RECORDS SUPPLIED
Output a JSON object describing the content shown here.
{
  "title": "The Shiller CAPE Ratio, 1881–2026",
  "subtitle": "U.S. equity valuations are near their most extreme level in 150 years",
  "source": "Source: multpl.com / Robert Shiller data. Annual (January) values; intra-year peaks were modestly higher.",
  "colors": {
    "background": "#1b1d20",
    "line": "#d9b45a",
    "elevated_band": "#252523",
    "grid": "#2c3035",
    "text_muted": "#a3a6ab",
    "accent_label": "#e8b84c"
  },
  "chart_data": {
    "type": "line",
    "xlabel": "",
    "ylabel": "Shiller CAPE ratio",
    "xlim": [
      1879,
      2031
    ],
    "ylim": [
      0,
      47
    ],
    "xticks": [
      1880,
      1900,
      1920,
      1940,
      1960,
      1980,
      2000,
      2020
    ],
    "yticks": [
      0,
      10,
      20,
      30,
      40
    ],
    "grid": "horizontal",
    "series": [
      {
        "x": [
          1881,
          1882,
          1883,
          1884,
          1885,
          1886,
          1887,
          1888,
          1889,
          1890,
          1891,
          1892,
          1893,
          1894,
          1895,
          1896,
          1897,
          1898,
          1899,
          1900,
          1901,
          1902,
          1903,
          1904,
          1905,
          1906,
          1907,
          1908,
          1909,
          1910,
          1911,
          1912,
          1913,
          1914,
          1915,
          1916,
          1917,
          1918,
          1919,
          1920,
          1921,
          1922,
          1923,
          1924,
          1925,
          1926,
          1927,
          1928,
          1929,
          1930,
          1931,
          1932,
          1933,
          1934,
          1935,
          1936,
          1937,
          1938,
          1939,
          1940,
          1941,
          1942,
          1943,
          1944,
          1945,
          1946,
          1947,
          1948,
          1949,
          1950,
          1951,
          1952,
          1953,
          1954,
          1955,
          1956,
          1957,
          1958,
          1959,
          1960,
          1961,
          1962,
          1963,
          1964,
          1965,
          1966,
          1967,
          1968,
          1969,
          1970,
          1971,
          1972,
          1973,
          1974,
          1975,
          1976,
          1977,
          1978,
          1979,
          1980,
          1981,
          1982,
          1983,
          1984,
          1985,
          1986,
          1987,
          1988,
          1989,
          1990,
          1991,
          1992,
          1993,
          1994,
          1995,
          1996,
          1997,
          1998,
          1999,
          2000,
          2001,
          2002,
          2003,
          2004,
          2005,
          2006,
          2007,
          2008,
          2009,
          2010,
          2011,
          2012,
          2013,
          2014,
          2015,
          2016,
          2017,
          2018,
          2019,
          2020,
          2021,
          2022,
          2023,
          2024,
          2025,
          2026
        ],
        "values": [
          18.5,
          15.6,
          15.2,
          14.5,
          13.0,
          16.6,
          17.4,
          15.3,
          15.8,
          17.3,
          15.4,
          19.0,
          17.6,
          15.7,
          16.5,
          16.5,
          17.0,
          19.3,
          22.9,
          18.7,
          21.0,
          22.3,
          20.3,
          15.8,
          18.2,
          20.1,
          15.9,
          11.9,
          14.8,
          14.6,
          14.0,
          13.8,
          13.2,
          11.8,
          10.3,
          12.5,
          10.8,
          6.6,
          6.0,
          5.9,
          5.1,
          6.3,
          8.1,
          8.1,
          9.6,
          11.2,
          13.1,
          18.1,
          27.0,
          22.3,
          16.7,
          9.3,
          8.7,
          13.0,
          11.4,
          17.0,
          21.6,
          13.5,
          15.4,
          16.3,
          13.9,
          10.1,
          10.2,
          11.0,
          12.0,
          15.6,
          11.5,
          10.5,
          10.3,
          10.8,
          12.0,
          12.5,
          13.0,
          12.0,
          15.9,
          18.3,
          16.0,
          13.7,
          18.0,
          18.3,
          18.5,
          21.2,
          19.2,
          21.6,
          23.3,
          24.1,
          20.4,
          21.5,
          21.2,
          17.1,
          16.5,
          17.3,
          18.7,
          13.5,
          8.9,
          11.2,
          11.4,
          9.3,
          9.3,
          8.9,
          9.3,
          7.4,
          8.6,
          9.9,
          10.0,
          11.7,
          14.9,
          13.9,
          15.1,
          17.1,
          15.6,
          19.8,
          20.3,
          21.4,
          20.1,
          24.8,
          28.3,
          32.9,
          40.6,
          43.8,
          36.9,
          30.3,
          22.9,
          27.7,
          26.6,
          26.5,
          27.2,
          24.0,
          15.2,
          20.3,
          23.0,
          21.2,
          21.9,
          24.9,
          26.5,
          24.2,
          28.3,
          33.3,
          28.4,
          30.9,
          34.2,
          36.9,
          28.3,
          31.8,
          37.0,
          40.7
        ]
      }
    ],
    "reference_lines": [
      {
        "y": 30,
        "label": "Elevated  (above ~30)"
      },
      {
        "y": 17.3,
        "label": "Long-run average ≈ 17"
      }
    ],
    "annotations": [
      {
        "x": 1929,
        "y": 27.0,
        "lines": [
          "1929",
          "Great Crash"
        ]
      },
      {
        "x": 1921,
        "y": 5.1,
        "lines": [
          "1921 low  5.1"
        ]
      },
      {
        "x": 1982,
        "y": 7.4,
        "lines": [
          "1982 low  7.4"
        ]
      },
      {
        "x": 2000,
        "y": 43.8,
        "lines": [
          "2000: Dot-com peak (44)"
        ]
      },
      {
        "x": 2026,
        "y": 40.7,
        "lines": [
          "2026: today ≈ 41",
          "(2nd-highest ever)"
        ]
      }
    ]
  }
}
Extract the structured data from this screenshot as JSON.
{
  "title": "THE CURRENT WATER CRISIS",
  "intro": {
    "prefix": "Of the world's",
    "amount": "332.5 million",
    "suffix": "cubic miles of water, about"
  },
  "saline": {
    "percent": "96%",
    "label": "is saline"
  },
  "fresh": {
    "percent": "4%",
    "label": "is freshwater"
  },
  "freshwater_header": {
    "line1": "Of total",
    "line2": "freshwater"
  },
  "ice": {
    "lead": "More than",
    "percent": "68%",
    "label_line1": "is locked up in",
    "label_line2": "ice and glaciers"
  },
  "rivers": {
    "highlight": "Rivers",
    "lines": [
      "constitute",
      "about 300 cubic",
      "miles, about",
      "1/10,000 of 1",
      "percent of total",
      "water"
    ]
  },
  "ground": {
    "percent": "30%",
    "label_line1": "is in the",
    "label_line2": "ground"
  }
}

EXERCISE
In the listing, find all lines with the string "CAPE" and copy them.

EXPECTED ANSWER
  "title": "The Shiller CAPE Ratio, 1881–2026",
    "ylabel": "Shiller CAPE ratio",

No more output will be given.